Saved data entries:

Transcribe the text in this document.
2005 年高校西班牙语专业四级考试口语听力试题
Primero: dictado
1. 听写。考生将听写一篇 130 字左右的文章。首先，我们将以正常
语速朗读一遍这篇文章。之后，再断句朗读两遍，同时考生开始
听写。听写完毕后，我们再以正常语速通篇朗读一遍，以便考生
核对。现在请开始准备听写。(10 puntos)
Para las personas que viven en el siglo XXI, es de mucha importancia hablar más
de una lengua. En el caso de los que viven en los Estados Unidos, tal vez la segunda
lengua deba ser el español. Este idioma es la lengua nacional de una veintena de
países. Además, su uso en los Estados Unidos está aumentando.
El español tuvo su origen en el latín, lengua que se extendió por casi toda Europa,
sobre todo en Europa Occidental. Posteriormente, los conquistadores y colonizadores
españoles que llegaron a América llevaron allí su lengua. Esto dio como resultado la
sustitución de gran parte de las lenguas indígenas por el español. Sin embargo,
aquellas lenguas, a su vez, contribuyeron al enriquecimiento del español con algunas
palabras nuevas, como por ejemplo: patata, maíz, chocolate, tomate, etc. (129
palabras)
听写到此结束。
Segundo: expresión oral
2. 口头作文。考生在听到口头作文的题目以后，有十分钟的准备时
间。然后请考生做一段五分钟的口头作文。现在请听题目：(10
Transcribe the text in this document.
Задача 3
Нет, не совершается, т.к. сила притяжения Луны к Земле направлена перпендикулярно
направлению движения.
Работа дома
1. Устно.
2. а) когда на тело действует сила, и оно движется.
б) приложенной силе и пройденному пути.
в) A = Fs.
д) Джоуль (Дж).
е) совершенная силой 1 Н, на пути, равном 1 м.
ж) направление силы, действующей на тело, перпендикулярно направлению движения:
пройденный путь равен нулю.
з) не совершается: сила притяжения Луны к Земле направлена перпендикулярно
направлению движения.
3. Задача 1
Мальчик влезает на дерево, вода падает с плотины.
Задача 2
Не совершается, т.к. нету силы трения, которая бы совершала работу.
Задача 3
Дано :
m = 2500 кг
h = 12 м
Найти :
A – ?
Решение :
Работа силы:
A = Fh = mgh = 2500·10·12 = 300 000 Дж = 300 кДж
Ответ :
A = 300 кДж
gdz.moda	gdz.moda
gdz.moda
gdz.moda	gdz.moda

● **Exercise prompt**: Copy each line containing the word "palabras" from the data.

● **Response to this task**:
palabras nuevas, como por ejemplo: patata, maíz, chocolate, tomate, etc. (129
palabras)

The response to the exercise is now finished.